* INFORMATION PROVIDED *
=====
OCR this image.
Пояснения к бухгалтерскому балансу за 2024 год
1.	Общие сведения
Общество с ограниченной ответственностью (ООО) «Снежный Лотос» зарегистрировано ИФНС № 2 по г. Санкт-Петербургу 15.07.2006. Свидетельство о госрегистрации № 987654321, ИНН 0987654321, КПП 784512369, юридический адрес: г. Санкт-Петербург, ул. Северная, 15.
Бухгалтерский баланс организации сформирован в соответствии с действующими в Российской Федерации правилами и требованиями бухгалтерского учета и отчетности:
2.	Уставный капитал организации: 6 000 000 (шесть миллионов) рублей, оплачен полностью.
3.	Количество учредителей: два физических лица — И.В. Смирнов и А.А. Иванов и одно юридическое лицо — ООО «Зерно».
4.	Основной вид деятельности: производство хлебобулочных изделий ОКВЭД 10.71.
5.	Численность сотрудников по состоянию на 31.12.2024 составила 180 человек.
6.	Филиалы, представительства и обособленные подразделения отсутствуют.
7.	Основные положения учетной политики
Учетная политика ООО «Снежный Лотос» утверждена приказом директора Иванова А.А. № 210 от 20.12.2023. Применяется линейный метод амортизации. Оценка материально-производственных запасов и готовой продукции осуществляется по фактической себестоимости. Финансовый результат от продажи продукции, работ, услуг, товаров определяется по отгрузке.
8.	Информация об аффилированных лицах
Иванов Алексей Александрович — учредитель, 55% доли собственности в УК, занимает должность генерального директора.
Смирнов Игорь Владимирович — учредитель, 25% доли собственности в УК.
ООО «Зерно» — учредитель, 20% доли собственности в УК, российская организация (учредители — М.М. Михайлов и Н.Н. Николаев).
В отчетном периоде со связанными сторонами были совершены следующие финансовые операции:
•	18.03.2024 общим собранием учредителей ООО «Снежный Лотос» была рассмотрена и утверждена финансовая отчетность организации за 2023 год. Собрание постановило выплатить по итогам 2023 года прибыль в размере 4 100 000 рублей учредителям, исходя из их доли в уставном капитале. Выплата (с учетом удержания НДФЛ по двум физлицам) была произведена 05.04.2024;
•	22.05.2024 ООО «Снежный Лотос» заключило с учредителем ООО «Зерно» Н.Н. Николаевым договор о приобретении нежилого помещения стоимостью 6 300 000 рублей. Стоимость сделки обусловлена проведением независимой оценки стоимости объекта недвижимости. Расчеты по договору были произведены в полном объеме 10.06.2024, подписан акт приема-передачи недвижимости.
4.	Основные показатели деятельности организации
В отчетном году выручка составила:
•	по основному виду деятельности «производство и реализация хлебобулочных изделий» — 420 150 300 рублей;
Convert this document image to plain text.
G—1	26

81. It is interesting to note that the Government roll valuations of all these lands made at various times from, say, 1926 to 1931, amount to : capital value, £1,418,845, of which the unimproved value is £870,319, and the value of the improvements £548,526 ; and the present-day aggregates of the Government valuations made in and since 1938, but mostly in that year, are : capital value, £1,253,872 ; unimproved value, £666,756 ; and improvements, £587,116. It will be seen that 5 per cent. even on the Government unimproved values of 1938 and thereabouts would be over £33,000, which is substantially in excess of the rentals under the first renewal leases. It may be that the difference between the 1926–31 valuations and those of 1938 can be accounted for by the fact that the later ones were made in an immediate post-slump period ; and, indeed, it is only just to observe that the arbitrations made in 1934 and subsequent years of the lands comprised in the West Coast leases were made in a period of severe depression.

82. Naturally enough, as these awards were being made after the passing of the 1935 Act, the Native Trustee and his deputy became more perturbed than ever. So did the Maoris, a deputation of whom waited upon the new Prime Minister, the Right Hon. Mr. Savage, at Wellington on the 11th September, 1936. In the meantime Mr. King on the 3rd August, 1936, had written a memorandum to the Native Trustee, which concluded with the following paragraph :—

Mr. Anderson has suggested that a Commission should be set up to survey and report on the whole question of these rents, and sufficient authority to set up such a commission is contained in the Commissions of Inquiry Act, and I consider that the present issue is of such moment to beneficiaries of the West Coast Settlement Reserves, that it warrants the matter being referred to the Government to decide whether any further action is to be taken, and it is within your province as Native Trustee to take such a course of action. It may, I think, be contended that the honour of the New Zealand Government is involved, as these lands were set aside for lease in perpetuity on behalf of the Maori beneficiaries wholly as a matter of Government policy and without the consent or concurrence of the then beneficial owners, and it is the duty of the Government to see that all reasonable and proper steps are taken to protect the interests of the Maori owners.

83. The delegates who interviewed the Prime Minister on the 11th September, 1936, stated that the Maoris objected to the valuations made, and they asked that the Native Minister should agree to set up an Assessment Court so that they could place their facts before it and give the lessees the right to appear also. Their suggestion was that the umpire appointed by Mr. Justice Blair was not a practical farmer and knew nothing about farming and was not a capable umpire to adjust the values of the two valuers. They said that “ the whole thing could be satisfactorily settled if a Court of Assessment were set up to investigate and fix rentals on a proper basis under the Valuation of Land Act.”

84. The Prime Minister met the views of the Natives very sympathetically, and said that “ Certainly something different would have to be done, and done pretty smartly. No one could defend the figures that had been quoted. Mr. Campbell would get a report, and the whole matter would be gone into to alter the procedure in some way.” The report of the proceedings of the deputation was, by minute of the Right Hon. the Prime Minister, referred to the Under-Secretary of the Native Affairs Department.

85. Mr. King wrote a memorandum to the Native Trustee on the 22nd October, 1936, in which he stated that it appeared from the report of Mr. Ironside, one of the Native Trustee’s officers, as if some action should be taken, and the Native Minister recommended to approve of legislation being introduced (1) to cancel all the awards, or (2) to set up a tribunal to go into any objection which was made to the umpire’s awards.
=====
* STATED TASK *
Say how many lines of the data include the word "деятельности". Respond with the number alone.

* WRITTEN REPLY *
3